§ **Excerpt provided**
- - - -
From CNBC anchor Michelle Caruso-Cabrera
Family and sacrifice – these are the dominant themes you hear over and over again from the five women we profiled today. The importance of family is the cornerstone of Hispanic culture and with that comes sacrifice. The parents of these women braved hardships and gave up niceties (never mind luxuries!) to make sure their children had the tools they needed to succeed in America – education and a belief that hard work will get you where you want to go.
Labor Secretary Hilda Solis says this about her parents, who met in citizenship classes: "They knew they wanted so much more for their children. They have really been major supporters of all of their children, but extremely important for my success."
Linda Alvarado, a construction magnate in Colorado, still remembers her mother's advice: "Empieza pequeno, pero pensa grande. My mother would tell me, start small, Linda, but think big." And did she ever, eventually becoming the first Hispanic owner, male or female, of a Major League Baseball team.
None of these women was afraid of stereotypes. Alvarado knew that Hispanics were seen as construction workers, but not owners. That didn't stop her.
- - - -
§ **Extracted entries**
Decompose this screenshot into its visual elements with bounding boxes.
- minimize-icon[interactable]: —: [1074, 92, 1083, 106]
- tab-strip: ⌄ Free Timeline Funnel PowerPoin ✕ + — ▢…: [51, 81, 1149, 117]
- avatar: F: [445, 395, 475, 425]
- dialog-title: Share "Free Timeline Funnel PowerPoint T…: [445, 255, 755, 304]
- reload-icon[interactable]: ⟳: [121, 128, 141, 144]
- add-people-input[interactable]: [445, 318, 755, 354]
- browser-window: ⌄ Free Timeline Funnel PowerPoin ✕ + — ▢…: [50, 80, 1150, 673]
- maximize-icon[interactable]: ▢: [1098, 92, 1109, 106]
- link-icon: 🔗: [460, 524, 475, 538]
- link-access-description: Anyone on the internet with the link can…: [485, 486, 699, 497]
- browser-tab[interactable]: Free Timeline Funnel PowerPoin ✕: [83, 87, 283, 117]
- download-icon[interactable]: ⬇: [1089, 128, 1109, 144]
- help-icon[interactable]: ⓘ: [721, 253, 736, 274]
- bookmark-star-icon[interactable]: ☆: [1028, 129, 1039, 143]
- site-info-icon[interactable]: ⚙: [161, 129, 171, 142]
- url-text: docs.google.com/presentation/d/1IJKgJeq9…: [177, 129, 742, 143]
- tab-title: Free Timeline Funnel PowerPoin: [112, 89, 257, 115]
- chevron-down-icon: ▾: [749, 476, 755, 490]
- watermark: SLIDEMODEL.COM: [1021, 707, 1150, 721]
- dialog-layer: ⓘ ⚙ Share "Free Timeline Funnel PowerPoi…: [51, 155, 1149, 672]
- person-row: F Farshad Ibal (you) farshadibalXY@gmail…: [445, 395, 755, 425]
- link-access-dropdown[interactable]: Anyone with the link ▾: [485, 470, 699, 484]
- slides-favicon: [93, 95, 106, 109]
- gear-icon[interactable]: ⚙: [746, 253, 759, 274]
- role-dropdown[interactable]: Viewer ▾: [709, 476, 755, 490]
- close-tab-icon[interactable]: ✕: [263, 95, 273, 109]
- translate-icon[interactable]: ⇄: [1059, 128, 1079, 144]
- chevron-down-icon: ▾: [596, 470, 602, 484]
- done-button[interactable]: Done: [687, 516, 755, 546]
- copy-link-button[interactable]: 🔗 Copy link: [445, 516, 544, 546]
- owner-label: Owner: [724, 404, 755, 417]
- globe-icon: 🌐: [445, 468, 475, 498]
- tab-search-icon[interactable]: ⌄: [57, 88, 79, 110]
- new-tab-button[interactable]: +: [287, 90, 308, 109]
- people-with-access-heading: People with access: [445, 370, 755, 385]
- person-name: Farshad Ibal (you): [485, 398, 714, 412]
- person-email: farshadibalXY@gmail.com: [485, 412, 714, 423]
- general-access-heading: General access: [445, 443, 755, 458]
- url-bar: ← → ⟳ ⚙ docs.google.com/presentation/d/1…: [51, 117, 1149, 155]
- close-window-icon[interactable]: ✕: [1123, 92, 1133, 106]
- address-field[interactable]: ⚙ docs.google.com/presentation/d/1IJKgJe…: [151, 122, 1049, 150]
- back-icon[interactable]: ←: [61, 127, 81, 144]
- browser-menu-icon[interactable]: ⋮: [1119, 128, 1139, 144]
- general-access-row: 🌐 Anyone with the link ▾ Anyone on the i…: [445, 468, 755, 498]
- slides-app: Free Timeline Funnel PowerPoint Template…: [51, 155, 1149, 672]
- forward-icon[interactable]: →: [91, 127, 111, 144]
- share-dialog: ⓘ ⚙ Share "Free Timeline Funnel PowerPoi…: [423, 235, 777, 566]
- - - -
§ **Required actions**
1. In the CNBC passage, swap "construction" for "building" and give the text again, starting with "Linda Alvarado, a" and going on through "didn't stop her.".
2. According to the CNBC passage, where did the parents of Hilda Solis meet?
3. Recast the paragraph of the CNBC passage beginning "Linda Alvarado, a construction magnate" as a list that keeps its main facts.
The entries bear no relation to the CNBC passage.

§ **Response list**
1.
Linda Alvarado, a building magnate in Colorado, still remembers her mother's advice: "Empieza pequeno, pero pensa grande. My mother would tell me, start small, Linda, but think big." And did she ever, eventually becoming the first Hispanic owner, male or female, of a Major League Baseball team.
None of these women was afraid of stereotypes. Alvarado knew that Hispanics were seen as building workers, but not owners. That didn't stop her.

2. They met in citizenship classes.

3.
- Linda Alvarado is a construction magnate in Colorado.
- She still remembers her mother's advice: "Empieza pequeno, pero pensa grande," meaning start small but think big.
- She eventually became the first Hispanic owner, male or female, of a Major League Baseball team.